> SET EXERCISE
Each line of the material must be returned exactly.

* Start *

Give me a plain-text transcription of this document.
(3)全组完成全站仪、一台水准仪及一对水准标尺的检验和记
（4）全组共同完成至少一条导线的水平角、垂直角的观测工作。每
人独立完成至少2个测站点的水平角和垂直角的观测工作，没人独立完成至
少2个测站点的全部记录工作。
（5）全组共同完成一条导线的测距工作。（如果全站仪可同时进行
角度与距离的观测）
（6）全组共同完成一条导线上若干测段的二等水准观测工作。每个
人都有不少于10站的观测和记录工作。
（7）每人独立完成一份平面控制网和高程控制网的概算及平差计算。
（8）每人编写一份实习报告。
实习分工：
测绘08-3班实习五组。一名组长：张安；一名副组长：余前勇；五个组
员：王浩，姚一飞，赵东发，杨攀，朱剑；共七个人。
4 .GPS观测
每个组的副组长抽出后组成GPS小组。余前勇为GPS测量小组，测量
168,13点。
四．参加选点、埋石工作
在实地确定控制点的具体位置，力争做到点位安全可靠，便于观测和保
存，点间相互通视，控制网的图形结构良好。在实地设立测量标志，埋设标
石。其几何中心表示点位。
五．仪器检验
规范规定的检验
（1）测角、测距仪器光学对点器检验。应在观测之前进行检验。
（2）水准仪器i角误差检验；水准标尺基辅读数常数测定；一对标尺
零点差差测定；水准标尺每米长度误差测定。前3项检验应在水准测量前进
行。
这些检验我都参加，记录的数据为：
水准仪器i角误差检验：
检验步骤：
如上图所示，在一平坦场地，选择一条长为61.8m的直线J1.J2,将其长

* End *

> CORRECT RESULT
Give me a plain-text transcription of this document.
(3)全组完成全站仪、一台水准仪及一对水准标尺的检验和记
（4）全组共同完成至少一条导线的水平角、垂直角的观测工作。每
人独立完成至少2个测站点的水平角和垂直角的观测工作，没人独立完成至
少2个测站点的全部记录工作。
（5）全组共同完成一条导线的测距工作。（如果全站仪可同时进行
角度与距离的观测）
（6）全组共同完成一条导线上若干测段的二等水准观测工作。每个
人都有不少于10站的观测和记录工作。
（7）每人独立完成一份平面控制网和高程控制网的概算及平差计算。
（8）每人编写一份实习报告。
实习分工：
测绘08-3班实习五组。一名组长：张安；一名副组长：余前勇；五个组
员：王浩，姚一飞，赵东发，杨攀，朱剑；共七个人。
4 .GPS观测
每个组的副组长抽出后组成GPS小组。余前勇为GPS测量小组，测量
168,13点。
四．参加选点、埋石工作
在实地确定控制点的具体位置，力争做到点位安全可靠，便于观测和保
存，点间相互通视，控制网的图形结构良好。在实地设立测量标志，埋设标
石。其几何中心表示点位。
五．仪器检验
规范规定的检验
（1）测角、测距仪器光学对点器检验。应在观测之前进行检验。
（2）水准仪器i角误差检验；水准标尺基辅读数常数测定；一对标尺
零点差差测定；水准标尺每米长度误差测定。前3项检验应在水准测量前进
行。
这些检验我都参加，记录的数据为：
水准仪器i角误差检验：
检验步骤：
如上图所示，在一平坦场地，选择一条长为61.8m的直线J1.J2,将其长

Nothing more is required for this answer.